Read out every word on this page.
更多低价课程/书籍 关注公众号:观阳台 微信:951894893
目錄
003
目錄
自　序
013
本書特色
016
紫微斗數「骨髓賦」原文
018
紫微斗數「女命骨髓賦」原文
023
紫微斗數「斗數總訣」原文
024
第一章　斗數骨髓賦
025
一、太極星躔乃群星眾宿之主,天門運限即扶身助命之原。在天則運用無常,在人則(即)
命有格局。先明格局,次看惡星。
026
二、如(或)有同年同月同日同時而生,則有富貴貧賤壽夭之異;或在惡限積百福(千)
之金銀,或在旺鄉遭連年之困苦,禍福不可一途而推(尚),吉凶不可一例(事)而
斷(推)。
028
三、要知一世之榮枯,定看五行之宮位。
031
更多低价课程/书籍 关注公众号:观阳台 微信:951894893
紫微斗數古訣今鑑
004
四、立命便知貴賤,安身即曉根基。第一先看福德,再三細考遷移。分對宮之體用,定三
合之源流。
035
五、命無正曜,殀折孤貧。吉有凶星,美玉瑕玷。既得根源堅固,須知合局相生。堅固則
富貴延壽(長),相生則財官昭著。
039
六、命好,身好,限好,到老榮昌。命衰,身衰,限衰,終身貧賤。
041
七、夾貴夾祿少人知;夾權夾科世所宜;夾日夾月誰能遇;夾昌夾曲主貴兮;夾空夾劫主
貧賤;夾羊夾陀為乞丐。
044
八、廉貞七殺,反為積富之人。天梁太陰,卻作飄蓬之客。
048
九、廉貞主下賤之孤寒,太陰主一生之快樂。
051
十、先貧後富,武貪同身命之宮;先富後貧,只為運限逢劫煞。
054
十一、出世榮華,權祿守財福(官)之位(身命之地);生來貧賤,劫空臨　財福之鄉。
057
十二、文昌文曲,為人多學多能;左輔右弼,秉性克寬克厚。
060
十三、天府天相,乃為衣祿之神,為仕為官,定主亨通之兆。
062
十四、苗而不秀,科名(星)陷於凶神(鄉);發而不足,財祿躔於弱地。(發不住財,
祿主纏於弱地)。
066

:::::

To do: Return the whole listing exactly.

The answer:
Read out every word on this page.
更多低价课程/书籍 关注公众号:观阳台 微信:951894893
目錄
003
目錄
自　序
013
本書特色
016
紫微斗數「骨髓賦」原文
018
紫微斗數「女命骨髓賦」原文
023
紫微斗數「斗數總訣」原文
024
第一章　斗數骨髓賦
025
一、太極星躔乃群星眾宿之主,天門運限即扶身助命之原。在天則運用無常,在人則(即)
命有格局。先明格局,次看惡星。
026
二、如(或)有同年同月同日同時而生,則有富貴貧賤壽夭之異;或在惡限積百福(千)
之金銀,或在旺鄉遭連年之困苦,禍福不可一途而推(尚),吉凶不可一例(事)而
斷(推)。
028
三、要知一世之榮枯,定看五行之宮位。
031
更多低价课程/书籍 关注公众号:观阳台 微信:951894893
紫微斗數古訣今鑑
004
四、立命便知貴賤,安身即曉根基。第一先看福德,再三細考遷移。分對宮之體用,定三
合之源流。
035
五、命無正曜,殀折孤貧。吉有凶星,美玉瑕玷。既得根源堅固,須知合局相生。堅固則
富貴延壽(長),相生則財官昭著。
039
六、命好,身好,限好,到老榮昌。命衰,身衰,限衰,終身貧賤。
041
七、夾貴夾祿少人知;夾權夾科世所宜;夾日夾月誰能遇;夾昌夾曲主貴兮;夾空夾劫主
貧賤;夾羊夾陀為乞丐。
044
八、廉貞七殺,反為積富之人。天梁太陰,卻作飄蓬之客。
048
九、廉貞主下賤之孤寒,太陰主一生之快樂。
051
十、先貧後富,武貪同身命之宮;先富後貧,只為運限逢劫煞。
054
十一、出世榮華,權祿守財福(官)之位(身命之地);生來貧賤,劫空臨　財福之鄉。
057
十二、文昌文曲,為人多學多能;左輔右弼,秉性克寬克厚。
060
十三、天府天相,乃為衣祿之神,為仕為官,定主亨通之兆。
062
十四、苗而不秀,科名(星)陷於凶神(鄉);發而不足,財祿躔於弱地。(發不住財,
祿主纏於弱地)。
066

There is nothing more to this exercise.